## DATA FOR THIS EXERCISE
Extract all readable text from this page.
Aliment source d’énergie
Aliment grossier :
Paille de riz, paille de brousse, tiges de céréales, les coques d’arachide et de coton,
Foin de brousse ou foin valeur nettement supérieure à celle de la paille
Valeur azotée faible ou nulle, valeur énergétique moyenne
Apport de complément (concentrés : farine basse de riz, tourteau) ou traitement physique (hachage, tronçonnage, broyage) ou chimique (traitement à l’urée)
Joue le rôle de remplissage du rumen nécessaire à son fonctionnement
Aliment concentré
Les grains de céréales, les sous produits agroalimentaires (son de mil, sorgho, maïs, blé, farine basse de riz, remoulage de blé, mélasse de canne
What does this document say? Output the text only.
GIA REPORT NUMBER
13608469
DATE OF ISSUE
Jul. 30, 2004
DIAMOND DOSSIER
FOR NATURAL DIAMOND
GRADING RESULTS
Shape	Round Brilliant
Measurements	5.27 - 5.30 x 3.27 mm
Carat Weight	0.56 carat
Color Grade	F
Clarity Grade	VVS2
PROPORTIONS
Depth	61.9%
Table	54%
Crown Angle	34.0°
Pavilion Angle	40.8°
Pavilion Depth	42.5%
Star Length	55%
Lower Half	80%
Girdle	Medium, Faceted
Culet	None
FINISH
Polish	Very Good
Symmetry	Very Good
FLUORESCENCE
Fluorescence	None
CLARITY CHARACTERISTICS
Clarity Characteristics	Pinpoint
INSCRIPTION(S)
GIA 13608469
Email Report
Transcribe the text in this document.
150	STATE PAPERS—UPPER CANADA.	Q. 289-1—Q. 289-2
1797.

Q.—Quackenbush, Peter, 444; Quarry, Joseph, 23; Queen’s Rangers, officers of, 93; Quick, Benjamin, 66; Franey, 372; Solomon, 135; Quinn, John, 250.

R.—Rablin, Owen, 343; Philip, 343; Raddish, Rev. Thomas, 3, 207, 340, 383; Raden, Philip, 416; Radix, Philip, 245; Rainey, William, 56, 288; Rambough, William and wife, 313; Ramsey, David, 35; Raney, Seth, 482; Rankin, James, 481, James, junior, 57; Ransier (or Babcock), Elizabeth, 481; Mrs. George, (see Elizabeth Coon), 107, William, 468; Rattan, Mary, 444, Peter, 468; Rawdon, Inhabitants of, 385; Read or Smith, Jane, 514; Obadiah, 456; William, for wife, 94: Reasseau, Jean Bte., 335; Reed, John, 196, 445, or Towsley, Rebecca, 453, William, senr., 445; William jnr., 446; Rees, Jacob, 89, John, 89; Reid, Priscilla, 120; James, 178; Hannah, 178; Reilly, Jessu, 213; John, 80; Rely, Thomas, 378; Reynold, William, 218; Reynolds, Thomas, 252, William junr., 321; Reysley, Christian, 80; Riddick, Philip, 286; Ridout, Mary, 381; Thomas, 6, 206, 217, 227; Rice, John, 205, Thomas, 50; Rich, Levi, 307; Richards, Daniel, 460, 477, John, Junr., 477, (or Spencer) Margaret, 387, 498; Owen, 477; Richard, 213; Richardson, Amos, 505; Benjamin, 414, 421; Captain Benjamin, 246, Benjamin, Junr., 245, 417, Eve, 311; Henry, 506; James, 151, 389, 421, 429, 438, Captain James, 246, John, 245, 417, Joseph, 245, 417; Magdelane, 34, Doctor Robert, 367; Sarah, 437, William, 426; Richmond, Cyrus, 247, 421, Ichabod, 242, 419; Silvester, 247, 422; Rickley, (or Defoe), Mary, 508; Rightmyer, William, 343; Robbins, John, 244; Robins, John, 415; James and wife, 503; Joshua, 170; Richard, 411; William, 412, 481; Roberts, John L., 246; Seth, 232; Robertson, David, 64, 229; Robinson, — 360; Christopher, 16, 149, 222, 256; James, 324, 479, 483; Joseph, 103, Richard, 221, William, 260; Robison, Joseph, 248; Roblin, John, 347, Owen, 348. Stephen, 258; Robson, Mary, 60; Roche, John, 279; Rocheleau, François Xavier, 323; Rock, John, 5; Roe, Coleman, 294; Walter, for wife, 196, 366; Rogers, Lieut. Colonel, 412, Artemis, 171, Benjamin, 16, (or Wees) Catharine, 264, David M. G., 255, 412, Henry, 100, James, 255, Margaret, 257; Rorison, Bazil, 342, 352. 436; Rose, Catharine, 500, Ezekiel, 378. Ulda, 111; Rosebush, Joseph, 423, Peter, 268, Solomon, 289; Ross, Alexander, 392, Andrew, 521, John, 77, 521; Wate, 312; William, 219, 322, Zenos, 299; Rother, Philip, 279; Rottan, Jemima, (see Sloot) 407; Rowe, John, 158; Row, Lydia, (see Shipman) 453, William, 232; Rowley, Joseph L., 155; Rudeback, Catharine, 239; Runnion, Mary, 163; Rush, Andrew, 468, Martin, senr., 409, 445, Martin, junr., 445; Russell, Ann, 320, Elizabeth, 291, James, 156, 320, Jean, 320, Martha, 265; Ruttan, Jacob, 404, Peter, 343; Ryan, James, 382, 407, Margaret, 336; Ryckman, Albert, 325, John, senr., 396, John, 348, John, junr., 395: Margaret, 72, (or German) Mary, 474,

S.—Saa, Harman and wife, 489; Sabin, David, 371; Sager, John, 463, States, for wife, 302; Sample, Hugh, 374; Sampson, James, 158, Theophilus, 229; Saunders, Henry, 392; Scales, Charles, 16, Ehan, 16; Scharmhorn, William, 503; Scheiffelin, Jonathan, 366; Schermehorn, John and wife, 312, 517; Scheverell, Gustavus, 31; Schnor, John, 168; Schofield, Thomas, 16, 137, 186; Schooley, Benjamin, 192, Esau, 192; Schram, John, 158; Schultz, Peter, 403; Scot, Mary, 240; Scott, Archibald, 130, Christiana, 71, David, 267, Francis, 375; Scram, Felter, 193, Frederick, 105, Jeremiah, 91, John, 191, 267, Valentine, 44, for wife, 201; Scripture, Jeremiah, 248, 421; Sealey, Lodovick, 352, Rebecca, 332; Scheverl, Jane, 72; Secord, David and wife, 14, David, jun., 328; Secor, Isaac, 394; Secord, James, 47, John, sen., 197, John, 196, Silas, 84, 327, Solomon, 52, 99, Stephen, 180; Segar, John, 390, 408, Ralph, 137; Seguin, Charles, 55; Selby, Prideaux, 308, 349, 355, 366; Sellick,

## SHORT PROBLEM
Give all of the entries again, word for word.

## SOLVED PROBLEM
Extract all readable text from this page.
Aliment source d’énergie
Aliment grossier :
Paille de riz, paille de brousse, tiges de céréales, les coques d’arachide et de coton,
Foin de brousse ou foin valeur nettement supérieure à celle de la paille
Valeur azotée faible ou nulle, valeur énergétique moyenne
Apport de complément (concentrés : farine basse de riz, tourteau) ou traitement physique (hachage, tronçonnage, broyage) ou chimique (traitement à l’urée)
Joue le rôle de remplissage du rumen nécessaire à son fonctionnement
Aliment concentré
Les grains de céréales, les sous produits agroalimentaires (son de mil, sorgho, maïs, blé, farine basse de riz, remoulage de blé, mélasse de canne
What does this document say? Output the text only.
GIA REPORT NUMBER
13608469
DATE OF ISSUE
Jul. 30, 2004
DIAMOND DOSSIER
FOR NATURAL DIAMOND
GRADING RESULTS
Shape	Round Brilliant
Measurements	5.27 - 5.30 x 3.27 mm
Carat Weight	0.56 carat
Color Grade	F
Clarity Grade	VVS2
PROPORTIONS
Depth	61.9%
Table	54%
Crown Angle	34.0°
Pavilion Angle	40.8°
Pavilion Depth	42.5%
Star Length	55%
Lower Half	80%
Girdle	Medium, Faceted
Culet	None
FINISH
Polish	Very Good
Symmetry	Very Good
FLUORESCENCE
Fluorescence	None
CLARITY CHARACTERISTICS
Clarity Characteristics	Pinpoint
INSCRIPTION(S)
GIA 13608469
Email Report
Transcribe the text in this document.
150	STATE PAPERS—UPPER CANADA.	Q. 289-1—Q. 289-2
1797.

Q.—Quackenbush, Peter, 444; Quarry, Joseph, 23; Queen’s Rangers, officers of, 93; Quick, Benjamin, 66; Franey, 372; Solomon, 135; Quinn, John, 250.

R.—Rablin, Owen, 343; Philip, 343; Raddish, Rev. Thomas, 3, 207, 340, 383; Raden, Philip, 416; Radix, Philip, 245; Rainey, William, 56, 288; Rambough, William and wife, 313; Ramsey, David, 35; Raney, Seth, 482; Rankin, James, 481, James, junior, 57; Ransier (or Babcock), Elizabeth, 481; Mrs. George, (see Elizabeth Coon), 107, William, 468; Rattan, Mary, 444, Peter, 468; Rawdon, Inhabitants of, 385; Read or Smith, Jane, 514; Obadiah, 456; William, for wife, 94: Reasseau, Jean Bte., 335; Reed, John, 196, 445, or Towsley, Rebecca, 453, William, senr., 445; William jnr., 446; Rees, Jacob, 89, John, 89; Reid, Priscilla, 120; James, 178; Hannah, 178; Reilly, Jessu, 213; John, 80; Rely, Thomas, 378; Reynold, William, 218; Reynolds, Thomas, 252, William junr., 321; Reysley, Christian, 80; Riddick, Philip, 286; Ridout, Mary, 381; Thomas, 6, 206, 217, 227; Rice, John, 205, Thomas, 50; Rich, Levi, 307; Richards, Daniel, 460, 477, John, Junr., 477, (or Spencer) Margaret, 387, 498; Owen, 477; Richard, 213; Richardson, Amos, 505; Benjamin, 414, 421; Captain Benjamin, 246, Benjamin, Junr., 245, 417, Eve, 311; Henry, 506; James, 151, 389, 421, 429, 438, Captain James, 246, John, 245, 417, Joseph, 245, 417; Magdelane, 34, Doctor Robert, 367; Sarah, 437, William, 426; Richmond, Cyrus, 247, 421, Ichabod, 242, 419; Silvester, 247, 422; Rickley, (or Defoe), Mary, 508; Rightmyer, William, 343; Robbins, John, 244; Robins, John, 415; James and wife, 503; Joshua, 170; Richard, 411; William, 412, 481; Roberts, John L., 246; Seth, 232; Robertson, David, 64, 229; Robinson, — 360; Christopher, 16, 149, 222, 256; James, 324, 479, 483; Joseph, 103, Richard, 221, William, 260; Robison, Joseph, 248; Roblin, John, 347, Owen, 348. Stephen, 258; Robson, Mary, 60; Roche, John, 279; Rocheleau, François Xavier, 323; Rock, John, 5; Roe, Coleman, 294; Walter, for wife, 196, 366; Rogers, Lieut. Colonel, 412, Artemis, 171, Benjamin, 16, (or Wees) Catharine, 264, David M. G., 255, 412, Henry, 100, James, 255, Margaret, 257; Rorison, Bazil, 342, 352. 436; Rose, Catharine, 500, Ezekiel, 378. Ulda, 111; Rosebush, Joseph, 423, Peter, 268, Solomon, 289; Ross, Alexander, 392, Andrew, 521, John, 77, 521; Wate, 312; William, 219, 322, Zenos, 299; Rother, Philip, 279; Rottan, Jemima, (see Sloot) 407; Rowe, John, 158; Row, Lydia, (see Shipman) 453, William, 232; Rowley, Joseph L., 155; Rudeback, Catharine, 239; Runnion, Mary, 163; Rush, Andrew, 468, Martin, senr., 409, 445, Martin, junr., 445; Russell, Ann, 320, Elizabeth, 291, James, 156, 320, Jean, 320, Martha, 265; Ruttan, Jacob, 404, Peter, 343; Ryan, James, 382, 407, Margaret, 336; Ryckman, Albert, 325, John, senr., 396, John, 348, John, junr., 395: Margaret, 72, (or German) Mary, 474,

S.—Saa, Harman and wife, 489; Sabin, David, 371; Sager, John, 463, States, for wife, 302; Sample, Hugh, 374; Sampson, James, 158, Theophilus, 229; Saunders, Henry, 392; Scales, Charles, 16, Ehan, 16; Scharmhorn, William, 503; Scheiffelin, Jonathan, 366; Schermehorn, John and wife, 312, 517; Scheverell, Gustavus, 31; Schnor, John, 168; Schofield, Thomas, 16, 137, 186; Schooley, Benjamin, 192, Esau, 192; Schram, John, 158; Schultz, Peter, 403; Scot, Mary, 240; Scott, Archibald, 130, Christiana, 71, David, 267, Francis, 375; Scram, Felter, 193, Frederick, 105, Jeremiah, 91, John, 191, 267, Valentine, 44, for wife, 201; Scripture, Jeremiah, 248, 421; Sealey, Lodovick, 352, Rebecca, 332; Scheverl, Jane, 72; Secord, David and wife, 14, David, jun., 328; Secor, Isaac, 394; Secord, James, 47, John, sen., 197, John, 196, Silas, 84, 327, Solomon, 52, 99, Stephen, 180; Segar, John, 390, 408, Ralph, 137; Seguin, Charles, 55; Selby, Prideaux, 308, 349, 355, 366; Sellick,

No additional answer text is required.